Task requirements:
According to the essay on privilege in America, what does the term "privilege" refer to?

Quoted text:
Understanding Privilege in America Today

© Josh Sager – September 2014

The inequality of “privilege” is a very important issue, but one that is often extremely uncomfortable to discuss. While it is a chronic problem, the mainstream political discussion in the United States only ever truly addresses it when events like the police shooting of a black teen in Ferguson, Missouri, force it into the public eye.


The term “privilege” refers to systemic social biases that give certain segments of the population preferential treatment over others. This bias can manifest in many ways—from criminalization to employment discrimination—and can be based around any demographic distinction, including race, language, religion, class, gender, socioeconomic status, or sexual orientation. The bias that accompanies privilege is truly insidious because it is often based upon unconscious bias and the collective stereotypes that many people take for granted.

Provided information:
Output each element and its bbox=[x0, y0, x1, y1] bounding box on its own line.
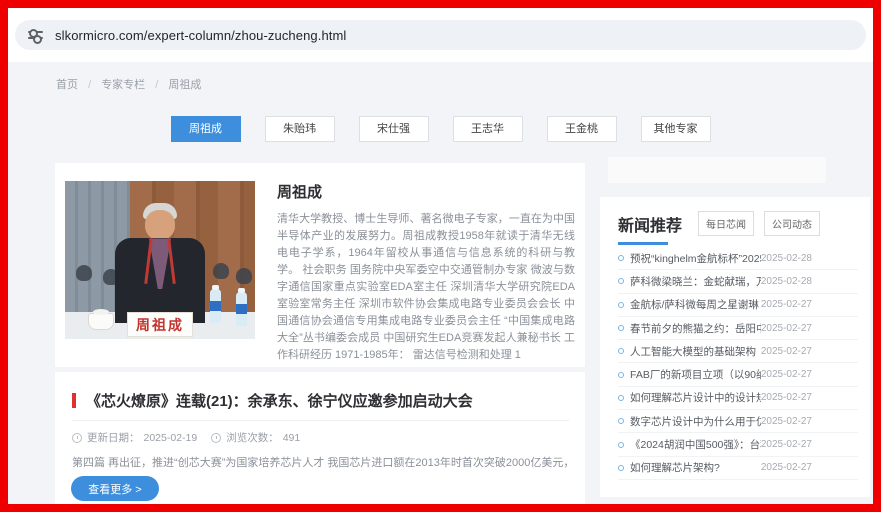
news-item-title[interactable]: 数字芯片设计中为什么用于仿真和... bbox=[630, 414, 761, 429]
article-title[interactable]: 《芯火燎原》连载(21)：余承东、徐宁仪应邀参加启动大会 bbox=[86, 390, 473, 411]
news-item-title[interactable]: 如何理解芯片架构? bbox=[630, 460, 720, 475]
breadcrumb: 首页 / 专家专栏 / 周祖成 bbox=[56, 76, 201, 92]
news-list-item[interactable]: 人工智能大模型的基础架构 2025-02-27 bbox=[618, 340, 858, 363]
news-list-item[interactable]: FAB厂的新项目立项（以90纳米技... 2025-02-27 bbox=[618, 363, 858, 386]
news-list-item[interactable]: 萨科微梁晓兰：金蛇献瑞，万象启新 2025-02-28 bbox=[618, 270, 858, 293]
news-item-date: 2025-02-27 bbox=[761, 462, 812, 473]
url-field[interactable]: slkormicro.com/expert-column/zhou-zuchen… bbox=[15, 20, 866, 50]
news-list-item[interactable]: 金航标/萨科微每周之星谢琳 2025-02-27 bbox=[618, 294, 858, 317]
views-label: 浏览次数： bbox=[226, 430, 279, 445]
tab-daily-chip-news[interactable]: 每日芯闻 bbox=[698, 211, 754, 236]
update-date-label: 更新日期： bbox=[87, 430, 140, 445]
news-item-date: 2025-02-27 bbox=[761, 416, 812, 427]
article-header: 《芯火燎原》连载(21)：余承东、徐宁仪应邀参加启动大会 bbox=[72, 390, 569, 411]
news-list-item[interactable]: 《2024胡润中国500强》：台积电... 2025-02-27 bbox=[618, 433, 858, 456]
tab-other-experts[interactable]: 其他专家 bbox=[641, 116, 711, 142]
bullet-icon bbox=[618, 465, 624, 471]
news-item-date: 2025-02-27 bbox=[761, 369, 812, 380]
news-item-title[interactable]: 如何理解芯片设计中的设计规则检... bbox=[630, 390, 761, 405]
breadcrumb-expert-column[interactable]: 专家专栏 bbox=[101, 79, 145, 91]
tab-wang-zhihua[interactable]: 王志华 bbox=[453, 116, 523, 142]
breadcrumb-home[interactable]: 首页 bbox=[56, 79, 78, 91]
tab-company-news[interactable]: 公司动态 bbox=[764, 211, 820, 236]
bullet-icon bbox=[618, 418, 624, 424]
breadcrumb-current: 周祖成 bbox=[168, 79, 201, 91]
news-list-item[interactable]: 数字芯片设计中为什么用于仿真和... 2025-02-27 bbox=[618, 410, 858, 433]
views-value: 491 bbox=[283, 432, 301, 444]
tab-zhu-yiwei[interactable]: 朱贻玮 bbox=[265, 116, 335, 142]
news-item-date: 2025-02-27 bbox=[761, 323, 812, 334]
photo-name-card-text: 周祖成 bbox=[136, 315, 184, 335]
photo-water-bottle bbox=[210, 289, 221, 323]
divider bbox=[72, 420, 569, 421]
news-item-title[interactable]: 金航标/萨科微每周之星谢琳 bbox=[630, 297, 759, 312]
tab-wang-jintao[interactable]: 王金桃 bbox=[547, 116, 617, 142]
tab-zhou-zucheng[interactable]: 周祖成 bbox=[171, 116, 241, 142]
bullet-icon bbox=[618, 255, 624, 261]
article-card: 《芯火燎原》连载(21)：余承东、徐宁仪应邀参加启动大会 更新日期： 2025-… bbox=[55, 372, 585, 504]
news-item-title[interactable]: FAB厂的新项目立项（以90纳米技... bbox=[630, 367, 761, 382]
news-item-title[interactable]: 《2024胡润中国500强》：台积电... bbox=[630, 437, 761, 452]
clock-icon bbox=[72, 433, 82, 443]
news-item-title[interactable]: 人工智能大模型的基础架构 bbox=[630, 344, 756, 359]
bullet-icon bbox=[618, 372, 624, 378]
news-item-title[interactable]: 萨科微梁晓兰：金蛇献瑞，万象启新 bbox=[630, 274, 761, 289]
news-tab-group: 每日芯闻 公司动态 bbox=[698, 211, 820, 236]
site-settings-icon[interactable] bbox=[28, 29, 43, 41]
expert-profile-card: 周祖成 周祖成 清华大学教授、博士生导师、著名微电子专家，一直在为中国半导体产业… bbox=[55, 163, 585, 367]
view-more-button[interactable]: 查看更多 > bbox=[71, 476, 159, 501]
sidebar-banner-placeholder bbox=[608, 157, 826, 183]
update-date-value: 2025-02-19 bbox=[144, 432, 198, 444]
expert-profile-info: 周祖成 清华大学教授、博士生导师、著名微电子专家，一直在为中国半导体产业的发展努… bbox=[277, 181, 575, 364]
page-body: 首页 / 专家专栏 / 周祖成 周祖成 朱贻玮 宋仕强 王志华 王金桃 其他专家 bbox=[8, 62, 873, 504]
news-recommend-card: 新闻推荐 每日芯闻 公司动态 预祝“kinghelm金航标杯”2025松... … bbox=[600, 197, 870, 497]
url-text[interactable]: slkormicro.com/expert-column/zhou-zuchen… bbox=[55, 28, 346, 43]
news-item-date: 2025-02-27 bbox=[761, 439, 812, 450]
photo-water-bottle bbox=[236, 292, 247, 326]
news-item-date: 2025-02-28 bbox=[761, 253, 812, 264]
bullet-icon bbox=[618, 278, 624, 284]
photo-teacup bbox=[88, 313, 114, 330]
news-list: 预祝“kinghelm金航标杯”2025松... 2025-02-28 萨科微梁… bbox=[618, 247, 858, 480]
browser-window: slkormicro.com/expert-column/zhou-zuchen… bbox=[8, 8, 873, 504]
bullet-icon bbox=[618, 302, 624, 308]
breadcrumb-separator: / bbox=[88, 79, 91, 91]
expert-name: 周祖成 bbox=[277, 181, 575, 202]
news-section-title: 新闻推荐 bbox=[618, 212, 682, 236]
news-item-date: 2025-02-27 bbox=[761, 299, 812, 310]
news-header: 新闻推荐 每日芯闻 公司动态 bbox=[618, 211, 856, 236]
news-list-item[interactable]: 如何理解芯片设计中的设计规则检... 2025-02-27 bbox=[618, 387, 858, 410]
browser-address-bar: slkormicro.com/expert-column/zhou-zuchen… bbox=[8, 8, 873, 62]
article-meta: 更新日期： 2025-02-19 浏览次数： 491 bbox=[72, 430, 300, 445]
news-list-item[interactable]: 春节前夕的熊猫之约：岳阳中华大... 2025-02-27 bbox=[618, 317, 858, 340]
bullet-icon bbox=[618, 395, 624, 401]
bullet-icon bbox=[618, 325, 624, 331]
article-excerpt: 第四篇 再出征，推进“创芯大赛”为国家培养芯片人才 我国芯片进口额在2013年时… bbox=[72, 454, 569, 470]
news-item-date: 2025-02-27 bbox=[761, 392, 812, 403]
news-item-date: 2025-02-27 bbox=[761, 346, 812, 357]
news-list-item[interactable]: 如何理解芯片架构? 2025-02-27 bbox=[618, 457, 858, 480]
breadcrumb-separator: / bbox=[155, 79, 158, 91]
views-icon bbox=[211, 433, 221, 443]
photo-red-lanyard bbox=[145, 238, 175, 284]
photo-name-card: 周祖成 bbox=[127, 312, 193, 337]
tab-song-shiqiang[interactable]: 宋仕强 bbox=[359, 116, 429, 142]
expert-photo: 周祖成 bbox=[65, 181, 255, 339]
news-item-date: 2025-02-28 bbox=[761, 276, 812, 287]
news-item-title[interactable]: 预祝“kinghelm金航标杯”2025松... bbox=[630, 251, 761, 266]
news-list-item[interactable]: 预祝“kinghelm金航标杯”2025松... 2025-02-28 bbox=[618, 247, 858, 270]
expert-bio: 清华大学教授、博士生导师、著名微电子专家，一直在为中国半导体产业的发展努力。周祖… bbox=[277, 211, 575, 364]
bullet-icon bbox=[618, 348, 624, 354]
red-marker-bar bbox=[72, 393, 76, 408]
news-item-title[interactable]: 春节前夕的熊猫之约：岳阳中华大... bbox=[630, 321, 761, 336]
bullet-icon bbox=[618, 442, 624, 448]
expert-tab-bar: 周祖成 朱贻玮 宋仕强 王志华 王金桃 其他专家 bbox=[8, 116, 873, 142]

Response to this task:
It refers to systemic social biases that give certain segments of the population preferential treatment over others.